Excerpts from a figure dataset:
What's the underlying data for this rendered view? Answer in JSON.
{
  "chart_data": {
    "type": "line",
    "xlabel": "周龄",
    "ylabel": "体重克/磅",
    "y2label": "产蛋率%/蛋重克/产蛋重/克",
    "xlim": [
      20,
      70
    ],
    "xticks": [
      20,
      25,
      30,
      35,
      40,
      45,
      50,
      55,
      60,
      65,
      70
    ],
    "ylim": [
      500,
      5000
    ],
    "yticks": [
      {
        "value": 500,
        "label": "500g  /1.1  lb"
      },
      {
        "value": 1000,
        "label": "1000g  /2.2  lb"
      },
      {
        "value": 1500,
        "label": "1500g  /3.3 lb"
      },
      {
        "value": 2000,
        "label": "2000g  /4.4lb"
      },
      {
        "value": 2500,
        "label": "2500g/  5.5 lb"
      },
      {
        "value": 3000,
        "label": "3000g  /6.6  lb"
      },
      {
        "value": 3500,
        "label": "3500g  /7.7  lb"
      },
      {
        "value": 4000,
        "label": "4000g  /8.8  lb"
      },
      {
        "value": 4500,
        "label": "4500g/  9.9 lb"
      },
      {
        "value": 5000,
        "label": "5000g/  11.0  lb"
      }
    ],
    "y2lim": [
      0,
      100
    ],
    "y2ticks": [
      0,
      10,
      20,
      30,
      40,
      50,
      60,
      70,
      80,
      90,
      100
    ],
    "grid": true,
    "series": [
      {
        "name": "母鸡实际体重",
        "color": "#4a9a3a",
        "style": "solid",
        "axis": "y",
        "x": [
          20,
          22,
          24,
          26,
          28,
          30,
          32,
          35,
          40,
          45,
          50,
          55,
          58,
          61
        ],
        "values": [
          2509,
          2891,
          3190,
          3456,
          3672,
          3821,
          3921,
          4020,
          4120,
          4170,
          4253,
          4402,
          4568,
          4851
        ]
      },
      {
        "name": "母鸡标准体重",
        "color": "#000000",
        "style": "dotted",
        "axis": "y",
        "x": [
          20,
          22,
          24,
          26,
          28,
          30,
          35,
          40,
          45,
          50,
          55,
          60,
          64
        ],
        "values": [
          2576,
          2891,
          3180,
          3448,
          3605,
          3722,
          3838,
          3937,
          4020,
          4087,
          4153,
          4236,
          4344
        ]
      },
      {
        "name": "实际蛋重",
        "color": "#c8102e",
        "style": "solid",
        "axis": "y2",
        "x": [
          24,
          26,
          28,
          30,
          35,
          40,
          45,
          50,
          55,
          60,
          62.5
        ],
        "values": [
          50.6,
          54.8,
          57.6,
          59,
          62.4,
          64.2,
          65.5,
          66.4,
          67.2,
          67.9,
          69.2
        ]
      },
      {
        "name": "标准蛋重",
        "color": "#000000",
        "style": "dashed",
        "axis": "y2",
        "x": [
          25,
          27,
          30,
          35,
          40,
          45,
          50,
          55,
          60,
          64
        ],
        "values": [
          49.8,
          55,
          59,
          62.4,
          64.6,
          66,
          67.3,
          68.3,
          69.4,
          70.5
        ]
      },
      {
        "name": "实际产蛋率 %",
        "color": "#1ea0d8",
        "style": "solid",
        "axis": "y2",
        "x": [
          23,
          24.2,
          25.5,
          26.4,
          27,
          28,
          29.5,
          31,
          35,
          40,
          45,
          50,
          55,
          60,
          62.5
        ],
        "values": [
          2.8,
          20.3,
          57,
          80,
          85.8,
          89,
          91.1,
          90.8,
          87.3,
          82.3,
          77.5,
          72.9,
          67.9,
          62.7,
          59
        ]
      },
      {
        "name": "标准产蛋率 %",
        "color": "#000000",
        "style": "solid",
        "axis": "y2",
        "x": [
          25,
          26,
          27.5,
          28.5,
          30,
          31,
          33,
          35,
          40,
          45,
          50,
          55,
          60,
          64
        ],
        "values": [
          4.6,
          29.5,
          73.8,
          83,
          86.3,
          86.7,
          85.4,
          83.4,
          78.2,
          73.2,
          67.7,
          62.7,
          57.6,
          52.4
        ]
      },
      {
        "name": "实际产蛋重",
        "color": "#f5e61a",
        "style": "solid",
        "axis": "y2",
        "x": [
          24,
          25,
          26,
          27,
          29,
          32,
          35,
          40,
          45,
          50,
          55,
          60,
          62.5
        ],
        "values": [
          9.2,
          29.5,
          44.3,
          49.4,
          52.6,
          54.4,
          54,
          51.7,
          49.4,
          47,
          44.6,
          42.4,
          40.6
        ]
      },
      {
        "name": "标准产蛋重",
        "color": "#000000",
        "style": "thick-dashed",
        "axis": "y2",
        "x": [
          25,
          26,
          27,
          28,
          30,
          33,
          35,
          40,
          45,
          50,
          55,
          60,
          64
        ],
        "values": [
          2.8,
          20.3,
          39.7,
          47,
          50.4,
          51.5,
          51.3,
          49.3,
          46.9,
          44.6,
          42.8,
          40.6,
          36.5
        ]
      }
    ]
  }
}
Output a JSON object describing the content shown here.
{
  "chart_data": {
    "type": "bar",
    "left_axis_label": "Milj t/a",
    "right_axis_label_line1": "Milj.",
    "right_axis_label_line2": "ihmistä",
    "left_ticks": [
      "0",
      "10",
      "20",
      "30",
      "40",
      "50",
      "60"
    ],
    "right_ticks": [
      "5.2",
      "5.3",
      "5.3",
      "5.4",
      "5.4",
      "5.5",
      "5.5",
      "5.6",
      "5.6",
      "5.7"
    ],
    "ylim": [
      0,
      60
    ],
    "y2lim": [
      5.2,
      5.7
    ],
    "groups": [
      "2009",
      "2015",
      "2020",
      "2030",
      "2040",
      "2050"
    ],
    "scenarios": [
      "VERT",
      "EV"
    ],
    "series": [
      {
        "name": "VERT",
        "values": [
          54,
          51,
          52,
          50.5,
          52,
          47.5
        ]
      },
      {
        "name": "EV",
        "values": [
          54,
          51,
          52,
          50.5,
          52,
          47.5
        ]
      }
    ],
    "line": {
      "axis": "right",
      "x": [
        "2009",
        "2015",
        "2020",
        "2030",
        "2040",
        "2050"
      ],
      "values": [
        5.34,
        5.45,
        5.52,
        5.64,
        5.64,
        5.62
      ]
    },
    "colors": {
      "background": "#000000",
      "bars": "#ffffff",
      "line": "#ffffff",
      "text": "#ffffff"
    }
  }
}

● **EXERCISE DESCRIPTION**
Go back to the listing above and please repeat it exactly.

● **COMPLETE ANSWER**
What's the underlying data for this rendered view? Answer in JSON.
{
  "chart_data": {
    "type": "line",
    "xlabel": "周龄",
    "ylabel": "体重克/磅",
    "y2label": "产蛋率%/蛋重克/产蛋重/克",
    "xlim": [
      20,
      70
    ],
    "xticks": [
      20,
      25,
      30,
      35,
      40,
      45,
      50,
      55,
      60,
      65,
      70
    ],
    "ylim": [
      500,
      5000
    ],
    "yticks": [
      {
        "value": 500,
        "label": "500g  /1.1  lb"
      },
      {
        "value": 1000,
        "label": "1000g  /2.2  lb"
      },
      {
        "value": 1500,
        "label": "1500g  /3.3 lb"
      },
      {
        "value": 2000,
        "label": "2000g  /4.4lb"
      },
      {
        "value": 2500,
        "label": "2500g/  5.5 lb"
      },
      {
        "value": 3000,
        "label": "3000g  /6.6  lb"
      },
      {
        "value": 3500,
        "label": "3500g  /7.7  lb"
      },
      {
        "value": 4000,
        "label": "4000g  /8.8  lb"
      },
      {
        "value": 4500,
        "label": "4500g/  9.9 lb"
      },
      {
        "value": 5000,
        "label": "5000g/  11.0  lb"
      }
    ],
    "y2lim": [
      0,
      100
    ],
    "y2ticks": [
      0,
      10,
      20,
      30,
      40,
      50,
      60,
      70,
      80,
      90,
      100
    ],
    "grid": true,
    "series": [
      {
        "name": "母鸡实际体重",
        "color": "#4a9a3a",
        "style": "solid",
        "axis": "y",
        "x": [
          20,
          22,
          24,
          26,
          28,
          30,
          32,
          35,
          40,
          45,
          50,
          55,
          58,
          61
        ],
        "values": [
          2509,
          2891,
          3190,
          3456,
          3672,
          3821,
          3921,
          4020,
          4120,
          4170,
          4253,
          4402,
          4568,
          4851
        ]
      },
      {
        "name": "母鸡标准体重",
        "color": "#000000",
        "style": "dotted",
        "axis": "y",
        "x": [
          20,
          22,
          24,
          26,
          28,
          30,
          35,
          40,
          45,
          50,
          55,
          60,
          64
        ],
        "values": [
          2576,
          2891,
          3180,
          3448,
          3605,
          3722,
          3838,
          3937,
          4020,
          4087,
          4153,
          4236,
          4344
        ]
      },
      {
        "name": "实际蛋重",
        "color": "#c8102e",
        "style": "solid",
        "axis": "y2",
        "x": [
          24,
          26,
          28,
          30,
          35,
          40,
          45,
          50,
          55,
          60,
          62.5
        ],
        "values": [
          50.6,
          54.8,
          57.6,
          59,
          62.4,
          64.2,
          65.5,
          66.4,
          67.2,
          67.9,
          69.2
        ]
      },
      {
        "name": "标准蛋重",
        "color": "#000000",
        "style": "dashed",
        "axis": "y2",
        "x": [
          25,
          27,
          30,
          35,
          40,
          45,
          50,
          55,
          60,
          64
        ],
        "values": [
          49.8,
          55,
          59,
          62.4,
          64.6,
          66,
          67.3,
          68.3,
          69.4,
          70.5
        ]
      },
      {
        "name": "实际产蛋率 %",
        "color": "#1ea0d8",
        "style": "solid",
        "axis": "y2",
        "x": [
          23,
          24.2,
          25.5,
          26.4,
          27,
          28,
          29.5,
          31,
          35,
          40,
          45,
          50,
          55,
          60,
          62.5
        ],
        "values": [
          2.8,
          20.3,
          57,
          80,
          85.8,
          89,
          91.1,
          90.8,
          87.3,
          82.3,
          77.5,
          72.9,
          67.9,
          62.7,
          59
        ]
      },
      {
        "name": "标准产蛋率 %",
        "color": "#000000",
        "style": "solid",
        "axis": "y2",
        "x": [
          25,
          26,
          27.5,
          28.5,
          30,
          31,
          33,
          35,
          40,
          45,
          50,
          55,
          60,
          64
        ],
        "values": [
          4.6,
          29.5,
          73.8,
          83,
          86.3,
          86.7,
          85.4,
          83.4,
          78.2,
          73.2,
          67.7,
          62.7,
          57.6,
          52.4
        ]
      },
      {
        "name": "实际产蛋重",
        "color": "#f5e61a",
        "style": "solid",
        "axis": "y2",
        "x": [
          24,
          25,
          26,
          27,
          29,
          32,
          35,
          40,
          45,
          50,
          55,
          60,
          62.5
        ],
        "values": [
          9.2,
          29.5,
          44.3,
          49.4,
          52.6,
          54.4,
          54,
          51.7,
          49.4,
          47,
          44.6,
          42.4,
          40.6
        ]
      },
      {
        "name": "标准产蛋重",
        "color": "#000000",
        "style": "thick-dashed",
        "axis": "y2",
        "x": [
          25,
          26,
          27,
          28,
          30,
          33,
          35,
          40,
          45,
          50,
          55,
          60,
          64
        ],
        "values": [
          2.8,
          20.3,
          39.7,
          47,
          50.4,
          51.5,
          51.3,
          49.3,
          46.9,
          44.6,
          42.8,
          40.6,
          36.5
        ]
      }
    ]
  }
}
Output a JSON object describing the content shown here.
{
  "chart_data": {
    "type": "bar",
    "left_axis_label": "Milj t/a",
    "right_axis_label_line1": "Milj.",
    "right_axis_label_line2": "ihmistä",
    "left_ticks": [
      "0",
      "10",
      "20",
      "30",
      "40",
      "50",
      "60"
    ],
    "right_ticks": [
      "5.2",
      "5.3",
      "5.3",
      "5.4",
      "5.4",
      "5.5",
      "5.5",
      "5.6",
      "5.6",
      "5.7"
    ],
    "ylim": [
      0,
      60
    ],
    "y2lim": [
      5.2,
      5.7
    ],
    "groups": [
      "2009",
      "2015",
      "2020",
      "2030",
      "2040",
      "2050"
    ],
    "scenarios": [
      "VERT",
      "EV"
    ],
    "series": [
      {
        "name": "VERT",
        "values": [
          54,
          51,
          52,
          50.5,
          52,
          47.5
        ]
      },
      {
        "name": "EV",
        "values": [
          54,
          51,
          52,
          50.5,
          52,
          47.5
        ]
      }
    ],
    "line": {
      "axis": "right",
      "x": [
        "2009",
        "2015",
        "2020",
        "2030",
        "2040",
        "2050"
      ],
      "values": [
        5.34,
        5.45,
        5.52,
        5.64,
        5.64,
        5.62
      ]
    },
    "colors": {
      "background": "#000000",
      "bars": "#ffffff",
      "line": "#ffffff",
      "text": "#ffffff"
    }
  }
}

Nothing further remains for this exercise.